══ Records for this exercise
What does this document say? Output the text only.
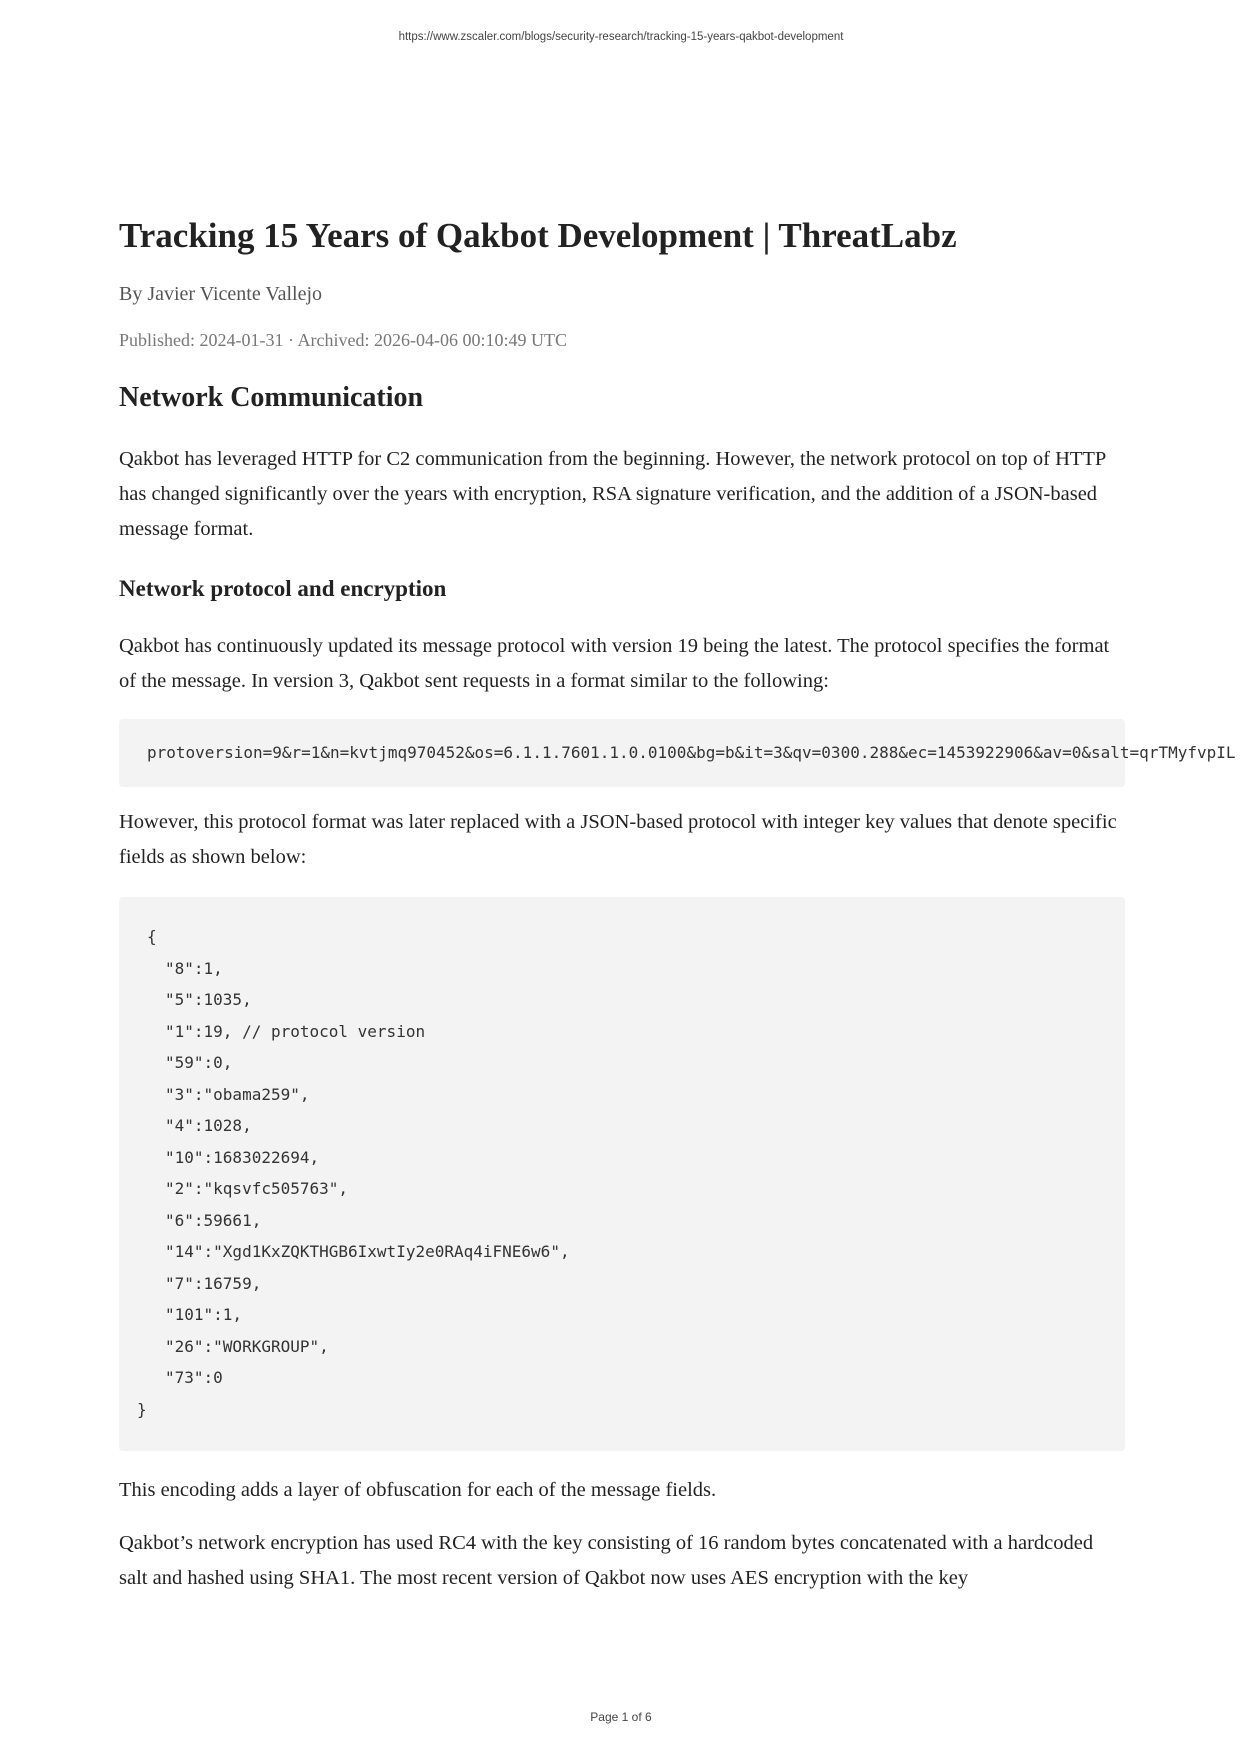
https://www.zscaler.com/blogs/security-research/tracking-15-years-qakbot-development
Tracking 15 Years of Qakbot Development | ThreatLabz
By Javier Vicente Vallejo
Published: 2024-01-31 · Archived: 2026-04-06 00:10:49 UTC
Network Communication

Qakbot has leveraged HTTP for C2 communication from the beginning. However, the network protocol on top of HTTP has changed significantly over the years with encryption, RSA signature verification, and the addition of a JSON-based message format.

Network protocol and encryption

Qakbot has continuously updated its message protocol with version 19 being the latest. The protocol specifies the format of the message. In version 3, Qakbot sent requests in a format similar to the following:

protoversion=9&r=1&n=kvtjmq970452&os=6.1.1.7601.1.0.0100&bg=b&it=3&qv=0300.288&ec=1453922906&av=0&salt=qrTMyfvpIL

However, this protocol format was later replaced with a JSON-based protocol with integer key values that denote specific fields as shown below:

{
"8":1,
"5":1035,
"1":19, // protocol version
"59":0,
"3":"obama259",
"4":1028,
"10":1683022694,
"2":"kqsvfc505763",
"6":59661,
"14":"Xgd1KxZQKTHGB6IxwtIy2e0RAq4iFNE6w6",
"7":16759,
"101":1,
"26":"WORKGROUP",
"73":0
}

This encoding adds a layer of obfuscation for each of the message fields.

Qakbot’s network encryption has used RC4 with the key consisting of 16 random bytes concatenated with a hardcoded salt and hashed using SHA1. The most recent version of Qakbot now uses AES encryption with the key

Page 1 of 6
════
Task objective:
Restate the data above exactly, stripping out each image.

Answer to this exercise:
What does this document say? Output the text only.
https://www.zscaler.com/blogs/security-research/tracking-15-years-qakbot-development
Tracking 15 Years of Qakbot Development | ThreatLabz
By Javier Vicente Vallejo
Published: 2024-01-31 · Archived: 2026-04-06 00:10:49 UTC
Network Communication

Qakbot has leveraged HTTP for C2 communication from the beginning. However, the network protocol on top of HTTP has changed significantly over the years with encryption, RSA signature verification, and the addition of a JSON-based message format.

Network protocol and encryption

Qakbot has continuously updated its message protocol with version 19 being the latest. The protocol specifies the format of the message. In version 3, Qakbot sent requests in a format similar to the following:

protoversion=9&r=1&n=kvtjmq970452&os=6.1.1.7601.1.0.0100&bg=b&it=3&qv=0300.288&ec=1453922906&av=0&salt=qrTMyfvpIL

However, this protocol format was later replaced with a JSON-based protocol with integer key values that denote specific fields as shown below:

{
"8":1,
"5":1035,
"1":19, // protocol version
"59":0,
"3":"obama259",
"4":1028,
"10":1683022694,
"2":"kqsvfc505763",
"6":59661,
"14":"Xgd1KxZQKTHGB6IxwtIy2e0RAq4iFNE6w6",
"7":16759,
"101":1,
"26":"WORKGROUP",
"73":0
}

This encoding adds a layer of obfuscation for each of the message fields.

Qakbot’s network encryption has used RC4 with the key consisting of 16 random bytes concatenated with a hardcoded salt and hashed using SHA1. The most recent version of Qakbot now uses AES encryption with the key

Page 1 of 6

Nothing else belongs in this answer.